Structured figure records
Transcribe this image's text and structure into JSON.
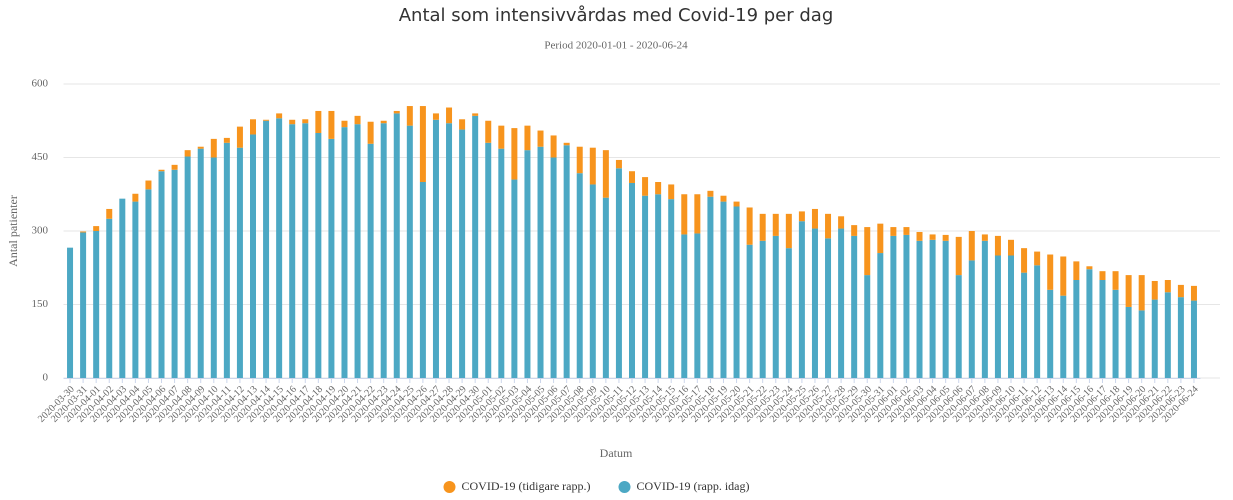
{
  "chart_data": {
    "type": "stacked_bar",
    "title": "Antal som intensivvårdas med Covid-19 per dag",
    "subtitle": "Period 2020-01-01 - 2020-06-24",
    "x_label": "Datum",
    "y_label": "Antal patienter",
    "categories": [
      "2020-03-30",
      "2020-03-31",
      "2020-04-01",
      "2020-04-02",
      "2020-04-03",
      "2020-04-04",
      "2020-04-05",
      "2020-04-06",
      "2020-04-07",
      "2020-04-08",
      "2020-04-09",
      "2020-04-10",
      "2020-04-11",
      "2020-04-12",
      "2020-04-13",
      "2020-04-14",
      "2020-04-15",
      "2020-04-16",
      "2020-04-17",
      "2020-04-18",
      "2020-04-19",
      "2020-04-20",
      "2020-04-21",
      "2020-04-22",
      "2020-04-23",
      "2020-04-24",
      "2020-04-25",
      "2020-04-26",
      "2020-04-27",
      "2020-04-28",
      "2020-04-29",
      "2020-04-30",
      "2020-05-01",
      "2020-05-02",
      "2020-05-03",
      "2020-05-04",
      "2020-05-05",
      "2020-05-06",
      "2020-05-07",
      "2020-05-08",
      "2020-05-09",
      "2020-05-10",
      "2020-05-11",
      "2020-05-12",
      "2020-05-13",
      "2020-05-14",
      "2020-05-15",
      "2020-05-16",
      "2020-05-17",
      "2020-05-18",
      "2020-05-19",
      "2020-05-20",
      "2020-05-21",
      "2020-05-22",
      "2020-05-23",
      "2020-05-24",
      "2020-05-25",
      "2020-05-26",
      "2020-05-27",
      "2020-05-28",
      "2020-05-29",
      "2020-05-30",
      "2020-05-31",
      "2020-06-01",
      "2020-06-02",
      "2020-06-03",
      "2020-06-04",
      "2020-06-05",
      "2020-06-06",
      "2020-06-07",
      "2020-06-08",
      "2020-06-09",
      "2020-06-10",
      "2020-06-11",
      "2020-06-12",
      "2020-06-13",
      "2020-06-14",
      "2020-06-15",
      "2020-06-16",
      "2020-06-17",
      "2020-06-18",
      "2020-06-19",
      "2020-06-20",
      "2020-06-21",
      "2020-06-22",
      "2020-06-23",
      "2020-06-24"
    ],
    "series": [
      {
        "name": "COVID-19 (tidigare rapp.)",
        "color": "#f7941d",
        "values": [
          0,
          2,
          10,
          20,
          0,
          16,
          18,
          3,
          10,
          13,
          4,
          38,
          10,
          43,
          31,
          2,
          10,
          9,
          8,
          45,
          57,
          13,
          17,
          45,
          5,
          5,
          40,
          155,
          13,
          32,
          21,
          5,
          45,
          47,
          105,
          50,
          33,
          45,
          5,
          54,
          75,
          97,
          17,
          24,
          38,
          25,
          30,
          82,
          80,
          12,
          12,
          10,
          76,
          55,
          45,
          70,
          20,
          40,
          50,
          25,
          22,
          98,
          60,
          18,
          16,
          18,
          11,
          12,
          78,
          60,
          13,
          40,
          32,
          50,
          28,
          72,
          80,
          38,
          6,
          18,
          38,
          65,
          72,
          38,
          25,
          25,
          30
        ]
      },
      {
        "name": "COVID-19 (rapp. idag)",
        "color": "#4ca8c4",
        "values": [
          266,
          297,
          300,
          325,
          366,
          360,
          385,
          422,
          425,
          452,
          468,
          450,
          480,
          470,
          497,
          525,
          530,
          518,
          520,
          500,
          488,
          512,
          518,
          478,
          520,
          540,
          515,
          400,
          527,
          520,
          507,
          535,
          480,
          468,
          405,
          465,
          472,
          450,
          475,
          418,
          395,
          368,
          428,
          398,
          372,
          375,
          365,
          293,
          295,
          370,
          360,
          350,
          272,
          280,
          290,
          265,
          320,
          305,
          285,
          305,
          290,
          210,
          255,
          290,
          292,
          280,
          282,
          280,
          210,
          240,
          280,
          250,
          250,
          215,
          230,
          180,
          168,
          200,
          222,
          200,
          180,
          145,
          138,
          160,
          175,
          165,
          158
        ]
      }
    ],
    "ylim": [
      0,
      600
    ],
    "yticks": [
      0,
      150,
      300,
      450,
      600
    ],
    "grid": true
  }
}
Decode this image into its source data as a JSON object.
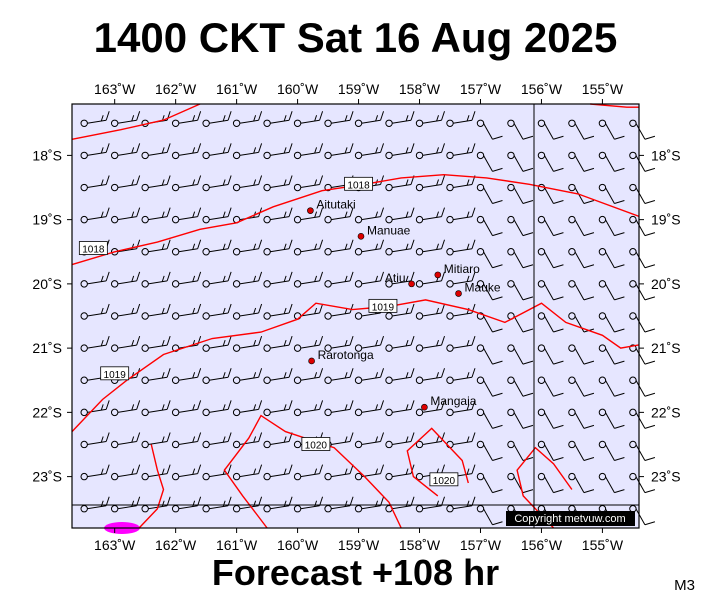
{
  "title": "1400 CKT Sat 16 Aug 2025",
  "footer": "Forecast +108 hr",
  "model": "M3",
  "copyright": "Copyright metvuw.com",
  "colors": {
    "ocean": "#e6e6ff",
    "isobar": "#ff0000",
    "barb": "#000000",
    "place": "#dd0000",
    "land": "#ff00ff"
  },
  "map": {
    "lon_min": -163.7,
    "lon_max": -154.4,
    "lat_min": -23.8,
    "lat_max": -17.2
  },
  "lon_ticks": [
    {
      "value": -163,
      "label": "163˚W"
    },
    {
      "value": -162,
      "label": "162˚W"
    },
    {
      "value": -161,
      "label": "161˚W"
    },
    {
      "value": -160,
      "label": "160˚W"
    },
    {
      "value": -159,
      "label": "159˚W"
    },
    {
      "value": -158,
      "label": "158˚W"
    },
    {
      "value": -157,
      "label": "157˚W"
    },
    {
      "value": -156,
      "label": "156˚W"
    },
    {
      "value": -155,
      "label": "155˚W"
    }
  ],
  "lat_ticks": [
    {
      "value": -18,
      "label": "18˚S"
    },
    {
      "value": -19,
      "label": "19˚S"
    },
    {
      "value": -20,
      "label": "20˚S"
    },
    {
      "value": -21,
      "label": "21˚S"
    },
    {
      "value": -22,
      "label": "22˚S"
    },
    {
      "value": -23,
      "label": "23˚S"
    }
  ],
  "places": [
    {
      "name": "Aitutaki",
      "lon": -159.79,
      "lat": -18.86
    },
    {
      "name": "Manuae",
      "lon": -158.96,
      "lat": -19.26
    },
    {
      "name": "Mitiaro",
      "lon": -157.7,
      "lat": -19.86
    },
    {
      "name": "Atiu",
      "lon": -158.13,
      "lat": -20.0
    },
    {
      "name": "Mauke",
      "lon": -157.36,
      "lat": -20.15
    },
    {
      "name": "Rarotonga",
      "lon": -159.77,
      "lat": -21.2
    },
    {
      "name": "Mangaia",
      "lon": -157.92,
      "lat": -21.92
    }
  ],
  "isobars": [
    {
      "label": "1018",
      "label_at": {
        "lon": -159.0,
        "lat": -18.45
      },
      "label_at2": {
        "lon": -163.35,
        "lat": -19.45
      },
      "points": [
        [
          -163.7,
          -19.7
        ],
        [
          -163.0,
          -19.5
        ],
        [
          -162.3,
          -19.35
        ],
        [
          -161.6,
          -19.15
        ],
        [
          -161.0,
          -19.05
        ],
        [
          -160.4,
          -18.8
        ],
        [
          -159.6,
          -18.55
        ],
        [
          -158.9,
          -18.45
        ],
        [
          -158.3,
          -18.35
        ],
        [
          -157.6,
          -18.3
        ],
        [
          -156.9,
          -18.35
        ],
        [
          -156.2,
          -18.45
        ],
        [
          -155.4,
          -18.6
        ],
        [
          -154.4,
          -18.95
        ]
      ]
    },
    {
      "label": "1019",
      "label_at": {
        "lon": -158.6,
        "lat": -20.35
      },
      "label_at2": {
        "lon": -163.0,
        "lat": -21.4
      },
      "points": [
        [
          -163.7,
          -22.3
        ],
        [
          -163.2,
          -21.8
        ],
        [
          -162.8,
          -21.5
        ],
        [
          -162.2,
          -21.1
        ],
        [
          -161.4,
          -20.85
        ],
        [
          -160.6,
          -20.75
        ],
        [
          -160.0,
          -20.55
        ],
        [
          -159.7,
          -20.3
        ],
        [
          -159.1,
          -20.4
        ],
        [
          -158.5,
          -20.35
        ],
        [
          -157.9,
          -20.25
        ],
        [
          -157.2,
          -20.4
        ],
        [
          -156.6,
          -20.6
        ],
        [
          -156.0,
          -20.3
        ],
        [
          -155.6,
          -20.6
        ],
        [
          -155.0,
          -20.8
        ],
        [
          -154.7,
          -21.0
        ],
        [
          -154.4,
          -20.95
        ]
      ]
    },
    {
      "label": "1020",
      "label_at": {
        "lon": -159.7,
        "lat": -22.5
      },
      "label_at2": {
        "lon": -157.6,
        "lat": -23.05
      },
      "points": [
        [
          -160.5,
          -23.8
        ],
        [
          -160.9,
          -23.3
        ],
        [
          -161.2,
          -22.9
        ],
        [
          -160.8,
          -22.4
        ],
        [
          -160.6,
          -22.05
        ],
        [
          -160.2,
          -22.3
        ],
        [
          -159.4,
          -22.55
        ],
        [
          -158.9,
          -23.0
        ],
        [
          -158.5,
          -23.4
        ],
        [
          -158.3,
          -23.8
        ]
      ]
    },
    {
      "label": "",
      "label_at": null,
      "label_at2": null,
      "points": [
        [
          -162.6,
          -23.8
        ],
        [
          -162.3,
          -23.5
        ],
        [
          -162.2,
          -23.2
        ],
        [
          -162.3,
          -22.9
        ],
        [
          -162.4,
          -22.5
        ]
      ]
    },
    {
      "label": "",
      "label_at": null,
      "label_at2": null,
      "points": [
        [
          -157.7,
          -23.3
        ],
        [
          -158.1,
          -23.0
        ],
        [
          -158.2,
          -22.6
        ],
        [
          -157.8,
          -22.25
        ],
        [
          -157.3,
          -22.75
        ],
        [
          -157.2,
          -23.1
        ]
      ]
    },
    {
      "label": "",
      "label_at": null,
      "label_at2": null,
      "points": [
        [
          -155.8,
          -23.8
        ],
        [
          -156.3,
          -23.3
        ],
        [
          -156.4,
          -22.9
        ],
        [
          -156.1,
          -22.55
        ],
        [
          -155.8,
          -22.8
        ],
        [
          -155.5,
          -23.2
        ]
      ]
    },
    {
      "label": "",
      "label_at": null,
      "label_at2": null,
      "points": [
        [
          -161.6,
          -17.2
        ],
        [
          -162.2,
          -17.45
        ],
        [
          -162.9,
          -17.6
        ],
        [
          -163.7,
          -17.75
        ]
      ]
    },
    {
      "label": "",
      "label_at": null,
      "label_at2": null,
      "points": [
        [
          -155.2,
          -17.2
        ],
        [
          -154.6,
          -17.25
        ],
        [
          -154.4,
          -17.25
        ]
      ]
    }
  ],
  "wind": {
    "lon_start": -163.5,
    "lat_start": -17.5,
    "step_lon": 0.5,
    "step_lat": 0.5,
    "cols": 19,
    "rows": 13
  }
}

**What you have to do:** Copy every line of the entries above in which "name" occurs.

**Result:**
        "name": "COVID-19 (tidigare rapp.)",
        "name": "COVID-19 (rapp. idag)",
      "name": "Aitutaki",
      "name": "Manuae",
      "name": "Mitiaro",
      "name": "Atiu",
      "name": "Mauke",
      "name": "Rarotonga",
      "name": "Mangaia",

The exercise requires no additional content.